>> BEGIN Extracted entries
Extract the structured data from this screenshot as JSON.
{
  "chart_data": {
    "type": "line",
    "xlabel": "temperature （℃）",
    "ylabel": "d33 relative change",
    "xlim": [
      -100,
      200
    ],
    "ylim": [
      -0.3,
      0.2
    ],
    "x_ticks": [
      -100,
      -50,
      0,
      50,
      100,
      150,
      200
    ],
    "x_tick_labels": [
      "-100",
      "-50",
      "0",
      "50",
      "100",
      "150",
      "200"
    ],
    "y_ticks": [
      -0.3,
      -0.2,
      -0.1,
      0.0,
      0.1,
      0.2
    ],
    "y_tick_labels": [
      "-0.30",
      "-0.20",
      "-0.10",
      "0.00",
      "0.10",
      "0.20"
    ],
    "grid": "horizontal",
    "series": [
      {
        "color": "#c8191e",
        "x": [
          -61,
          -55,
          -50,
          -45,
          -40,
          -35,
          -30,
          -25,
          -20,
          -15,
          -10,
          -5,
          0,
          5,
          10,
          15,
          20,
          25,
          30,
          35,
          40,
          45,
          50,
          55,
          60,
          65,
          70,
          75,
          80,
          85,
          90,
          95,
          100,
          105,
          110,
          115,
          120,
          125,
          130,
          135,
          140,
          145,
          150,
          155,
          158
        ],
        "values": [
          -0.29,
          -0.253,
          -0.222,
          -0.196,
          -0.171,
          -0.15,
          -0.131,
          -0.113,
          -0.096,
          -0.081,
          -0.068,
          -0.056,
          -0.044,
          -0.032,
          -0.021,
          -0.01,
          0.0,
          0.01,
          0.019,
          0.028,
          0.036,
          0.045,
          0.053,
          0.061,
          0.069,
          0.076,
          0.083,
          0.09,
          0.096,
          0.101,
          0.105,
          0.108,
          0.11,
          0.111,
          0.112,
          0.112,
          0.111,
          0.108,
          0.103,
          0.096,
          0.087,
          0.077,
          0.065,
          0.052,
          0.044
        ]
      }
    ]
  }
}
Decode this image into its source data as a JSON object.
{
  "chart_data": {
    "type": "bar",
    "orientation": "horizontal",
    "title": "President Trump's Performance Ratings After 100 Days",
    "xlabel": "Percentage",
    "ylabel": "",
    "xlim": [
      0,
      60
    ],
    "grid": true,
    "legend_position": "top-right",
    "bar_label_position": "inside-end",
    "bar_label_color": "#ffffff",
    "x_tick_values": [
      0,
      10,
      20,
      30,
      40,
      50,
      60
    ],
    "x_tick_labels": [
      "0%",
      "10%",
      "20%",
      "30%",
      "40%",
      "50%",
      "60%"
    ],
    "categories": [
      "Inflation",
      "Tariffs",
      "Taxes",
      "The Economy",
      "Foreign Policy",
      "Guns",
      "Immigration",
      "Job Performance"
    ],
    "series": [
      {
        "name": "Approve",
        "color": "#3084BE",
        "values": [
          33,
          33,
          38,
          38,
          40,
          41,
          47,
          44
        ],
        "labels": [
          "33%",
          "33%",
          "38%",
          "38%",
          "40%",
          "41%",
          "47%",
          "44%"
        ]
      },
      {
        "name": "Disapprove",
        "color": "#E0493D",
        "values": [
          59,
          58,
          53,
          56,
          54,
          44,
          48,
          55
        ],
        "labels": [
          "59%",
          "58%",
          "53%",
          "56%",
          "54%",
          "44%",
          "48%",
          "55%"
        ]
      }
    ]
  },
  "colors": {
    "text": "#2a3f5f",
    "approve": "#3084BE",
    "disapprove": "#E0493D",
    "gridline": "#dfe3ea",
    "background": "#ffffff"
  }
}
>> END Extracted entries
Short exercise:
Retype all of the entries precisely as they are.

Written solution:
Extract the structured data from this screenshot as JSON.
{
  "chart_data": {
    "type": "line",
    "xlabel": "temperature （℃）",
    "ylabel": "d33 relative change",
    "xlim": [
      -100,
      200
    ],
    "ylim": [
      -0.3,
      0.2
    ],
    "x_ticks": [
      -100,
      -50,
      0,
      50,
      100,
      150,
      200
    ],
    "x_tick_labels": [
      "-100",
      "-50",
      "0",
      "50",
      "100",
      "150",
      "200"
    ],
    "y_ticks": [
      -0.3,
      -0.2,
      -0.1,
      0.0,
      0.1,
      0.2
    ],
    "y_tick_labels": [
      "-0.30",
      "-0.20",
      "-0.10",
      "0.00",
      "0.10",
      "0.20"
    ],
    "grid": "horizontal",
    "series": [
      {
        "color": "#c8191e",
        "x": [
          -61,
          -55,
          -50,
          -45,
          -40,
          -35,
          -30,
          -25,
          -20,
          -15,
          -10,
          -5,
          0,
          5,
          10,
          15,
          20,
          25,
          30,
          35,
          40,
          45,
          50,
          55,
          60,
          65,
          70,
          75,
          80,
          85,
          90,
          95,
          100,
          105,
          110,
          115,
          120,
          125,
          130,
          135,
          140,
          145,
          150,
          155,
          158
        ],
        "values": [
          -0.29,
          -0.253,
          -0.222,
          -0.196,
          -0.171,
          -0.15,
          -0.131,
          -0.113,
          -0.096,
          -0.081,
          -0.068,
          -0.056,
          -0.044,
          -0.032,
          -0.021,
          -0.01,
          0.0,
          0.01,
          0.019,
          0.028,
          0.036,
          0.045,
          0.053,
          0.061,
          0.069,
          0.076,
          0.083,
          0.09,
          0.096,
          0.101,
          0.105,
          0.108,
          0.11,
          0.111,
          0.112,
          0.112,
          0.111,
          0.108,
          0.103,
          0.096,
          0.087,
          0.077,
          0.065,
          0.052,
          0.044
        ]
      }
    ]
  }
}
Decode this image into its source data as a JSON object.
{
  "chart_data": {
    "type": "bar",
    "orientation": "horizontal",
    "title": "President Trump's Performance Ratings After 100 Days",
    "xlabel": "Percentage",
    "ylabel": "",
    "xlim": [
      0,
      60
    ],
    "grid": true,
    "legend_position": "top-right",
    "bar_label_position": "inside-end",
    "bar_label_color": "#ffffff",
    "x_tick_values": [
      0,
      10,
      20,
      30,
      40,
      50,
      60
    ],
    "x_tick_labels": [
      "0%",
      "10%",
      "20%",
      "30%",
      "40%",
      "50%",
      "60%"
    ],
    "categories": [
      "Inflation",
      "Tariffs",
      "Taxes",
      "The Economy",
      "Foreign Policy",
      "Guns",
      "Immigration",
      "Job Performance"
    ],
    "series": [
      {
        "name": "Approve",
        "color": "#3084BE",
        "values": [
          33,
          33,
          38,
          38,
          40,
          41,
          47,
          44
        ],
        "labels": [
          "33%",
          "33%",
          "38%",
          "38%",
          "40%",
          "41%",
          "47%",
          "44%"
        ]
      },
      {
        "name": "Disapprove",
        "color": "#E0493D",
        "values": [
          59,
          58,
          53,
          56,
          54,
          44,
          48,
          55
        ],
        "labels": [
          "59%",
          "58%",
          "53%",
          "56%",
          "54%",
          "44%",
          "48%",
          "55%"
        ]
      }
    ]
  },
  "colors": {
    "text": "#2a3f5f",
    "approve": "#3084BE",
    "disapprove": "#E0493D",
    "gridline": "#dfe3ea",
    "background": "#ffffff"
  }
}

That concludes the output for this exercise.